• _TASK DETAILS_: Print every entry word for word, but omit the pictures.

• _SOURCE DATA_:
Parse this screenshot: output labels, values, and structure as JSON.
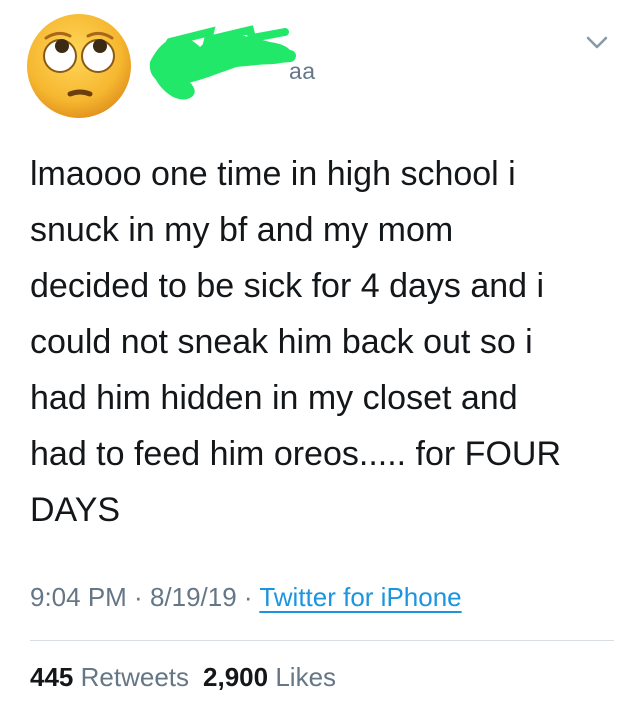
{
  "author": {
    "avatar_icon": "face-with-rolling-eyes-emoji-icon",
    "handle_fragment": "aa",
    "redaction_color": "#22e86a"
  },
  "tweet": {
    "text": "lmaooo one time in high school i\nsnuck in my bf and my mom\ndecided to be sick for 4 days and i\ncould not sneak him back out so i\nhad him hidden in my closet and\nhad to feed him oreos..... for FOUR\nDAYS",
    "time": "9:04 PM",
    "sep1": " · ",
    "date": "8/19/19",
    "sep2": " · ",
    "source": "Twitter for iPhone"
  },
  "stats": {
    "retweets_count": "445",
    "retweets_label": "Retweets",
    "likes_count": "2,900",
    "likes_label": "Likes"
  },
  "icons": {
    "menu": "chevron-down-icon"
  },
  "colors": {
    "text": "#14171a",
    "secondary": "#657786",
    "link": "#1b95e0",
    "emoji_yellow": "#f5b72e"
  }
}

• _RESPONSE BELOW_:
Parse this screenshot: output labels, values, and structure as JSON.
{
  "author": {
    "avatar_icon": "face-with-rolling-eyes-emoji-icon",
    "handle_fragment": "aa",
    "redaction_color": "#22e86a"
  },
  "tweet": {
    "text": "lmaooo one time in high school i\nsnuck in my bf and my mom\ndecided to be sick for 4 days and i\ncould not sneak him back out so i\nhad him hidden in my closet and\nhad to feed him oreos..... for FOUR\nDAYS",
    "time": "9:04 PM",
    "sep1": " · ",
    "date": "8/19/19",
    "sep2": " · ",
    "source": "Twitter for iPhone"
  },
  "stats": {
    "retweets_count": "445",
    "retweets_label": "Retweets",
    "likes_count": "2,900",
    "likes_label": "Likes"
  },
  "icons": {
    "menu": "chevron-down-icon"
  },
  "colors": {
    "text": "#14171a",
    "secondary": "#657786",
    "link": "#1b95e0",
    "emoji_yellow": "#f5b72e"
  }
}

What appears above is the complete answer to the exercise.